=== Record extracts ===
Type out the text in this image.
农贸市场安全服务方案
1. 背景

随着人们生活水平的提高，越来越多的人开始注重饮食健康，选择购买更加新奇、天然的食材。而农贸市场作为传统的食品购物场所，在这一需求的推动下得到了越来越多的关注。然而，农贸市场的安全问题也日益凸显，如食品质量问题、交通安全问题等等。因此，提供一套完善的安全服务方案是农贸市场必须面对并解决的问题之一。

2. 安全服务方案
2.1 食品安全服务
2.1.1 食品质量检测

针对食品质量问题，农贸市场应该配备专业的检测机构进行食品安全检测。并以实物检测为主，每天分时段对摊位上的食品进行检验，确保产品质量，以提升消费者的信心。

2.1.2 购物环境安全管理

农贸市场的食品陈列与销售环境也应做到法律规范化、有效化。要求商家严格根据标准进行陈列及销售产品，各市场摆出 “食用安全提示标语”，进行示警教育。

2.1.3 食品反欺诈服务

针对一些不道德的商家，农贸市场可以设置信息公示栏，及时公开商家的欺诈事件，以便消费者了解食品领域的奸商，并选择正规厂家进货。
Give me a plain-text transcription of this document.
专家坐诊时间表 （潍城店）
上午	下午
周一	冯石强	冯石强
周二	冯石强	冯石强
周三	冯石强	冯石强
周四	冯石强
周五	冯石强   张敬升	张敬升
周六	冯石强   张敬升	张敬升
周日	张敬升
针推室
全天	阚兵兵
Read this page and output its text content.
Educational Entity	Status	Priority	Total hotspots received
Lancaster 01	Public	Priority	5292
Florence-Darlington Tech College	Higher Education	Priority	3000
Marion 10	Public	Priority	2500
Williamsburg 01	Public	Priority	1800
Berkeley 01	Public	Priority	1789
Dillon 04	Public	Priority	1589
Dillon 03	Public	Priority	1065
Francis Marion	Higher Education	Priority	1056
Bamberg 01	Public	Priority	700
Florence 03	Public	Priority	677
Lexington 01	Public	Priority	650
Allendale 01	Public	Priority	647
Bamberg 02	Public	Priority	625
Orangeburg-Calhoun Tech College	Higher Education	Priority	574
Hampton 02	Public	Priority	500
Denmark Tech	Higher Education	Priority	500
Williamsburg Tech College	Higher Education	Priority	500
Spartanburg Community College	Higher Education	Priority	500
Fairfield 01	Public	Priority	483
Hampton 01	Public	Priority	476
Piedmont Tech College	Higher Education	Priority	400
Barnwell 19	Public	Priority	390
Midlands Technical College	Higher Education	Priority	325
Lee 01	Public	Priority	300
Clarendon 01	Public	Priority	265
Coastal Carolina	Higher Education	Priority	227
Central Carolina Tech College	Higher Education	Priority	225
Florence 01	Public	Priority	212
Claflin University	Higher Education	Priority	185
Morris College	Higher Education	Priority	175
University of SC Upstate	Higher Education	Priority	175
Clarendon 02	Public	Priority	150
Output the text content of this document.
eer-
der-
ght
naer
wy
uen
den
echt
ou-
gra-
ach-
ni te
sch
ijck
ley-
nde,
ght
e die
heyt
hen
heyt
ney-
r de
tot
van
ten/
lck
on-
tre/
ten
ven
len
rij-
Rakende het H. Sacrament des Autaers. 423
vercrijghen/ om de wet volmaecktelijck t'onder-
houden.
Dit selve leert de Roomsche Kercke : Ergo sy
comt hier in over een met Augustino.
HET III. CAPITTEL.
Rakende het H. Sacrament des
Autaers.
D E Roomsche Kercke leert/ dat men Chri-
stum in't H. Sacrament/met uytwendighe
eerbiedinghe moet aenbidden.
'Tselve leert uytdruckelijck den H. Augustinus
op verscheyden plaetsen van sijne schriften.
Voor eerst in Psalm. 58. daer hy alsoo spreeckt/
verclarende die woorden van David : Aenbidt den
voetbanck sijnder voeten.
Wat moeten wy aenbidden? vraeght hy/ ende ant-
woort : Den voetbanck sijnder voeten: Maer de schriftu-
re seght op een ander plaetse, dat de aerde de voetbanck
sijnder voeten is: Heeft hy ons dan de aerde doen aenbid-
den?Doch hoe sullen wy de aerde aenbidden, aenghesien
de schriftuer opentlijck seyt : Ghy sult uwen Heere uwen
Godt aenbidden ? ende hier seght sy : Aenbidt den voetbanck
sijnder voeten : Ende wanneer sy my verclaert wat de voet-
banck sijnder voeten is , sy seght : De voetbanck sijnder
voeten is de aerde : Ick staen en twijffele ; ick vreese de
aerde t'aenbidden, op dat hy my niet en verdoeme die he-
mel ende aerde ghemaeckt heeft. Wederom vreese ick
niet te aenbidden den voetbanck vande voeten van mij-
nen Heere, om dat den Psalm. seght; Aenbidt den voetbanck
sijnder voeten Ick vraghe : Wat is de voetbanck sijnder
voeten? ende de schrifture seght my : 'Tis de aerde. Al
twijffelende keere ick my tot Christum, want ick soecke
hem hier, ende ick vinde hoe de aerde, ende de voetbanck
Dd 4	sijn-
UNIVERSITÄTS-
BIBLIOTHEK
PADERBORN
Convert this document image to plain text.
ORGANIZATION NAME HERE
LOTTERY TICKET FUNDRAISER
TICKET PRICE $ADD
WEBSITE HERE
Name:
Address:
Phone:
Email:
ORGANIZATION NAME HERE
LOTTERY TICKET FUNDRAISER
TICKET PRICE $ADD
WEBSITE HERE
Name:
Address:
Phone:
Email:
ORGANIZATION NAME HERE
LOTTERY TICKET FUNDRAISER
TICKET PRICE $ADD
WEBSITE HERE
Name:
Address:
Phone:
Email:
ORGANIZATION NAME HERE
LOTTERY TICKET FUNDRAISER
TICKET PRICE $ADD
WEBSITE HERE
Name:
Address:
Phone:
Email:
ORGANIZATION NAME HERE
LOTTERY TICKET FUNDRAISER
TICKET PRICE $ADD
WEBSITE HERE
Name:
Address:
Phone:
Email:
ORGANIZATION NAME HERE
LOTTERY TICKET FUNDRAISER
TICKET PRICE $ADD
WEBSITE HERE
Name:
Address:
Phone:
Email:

=== What the task asks ===
Copy every line of the records above that holds the word "Roomsche".

=== Output ===
Dit selve leert de Roomsche Kercke : Ergo sy
D E Roomsche Kercke leert/ dat men Chri-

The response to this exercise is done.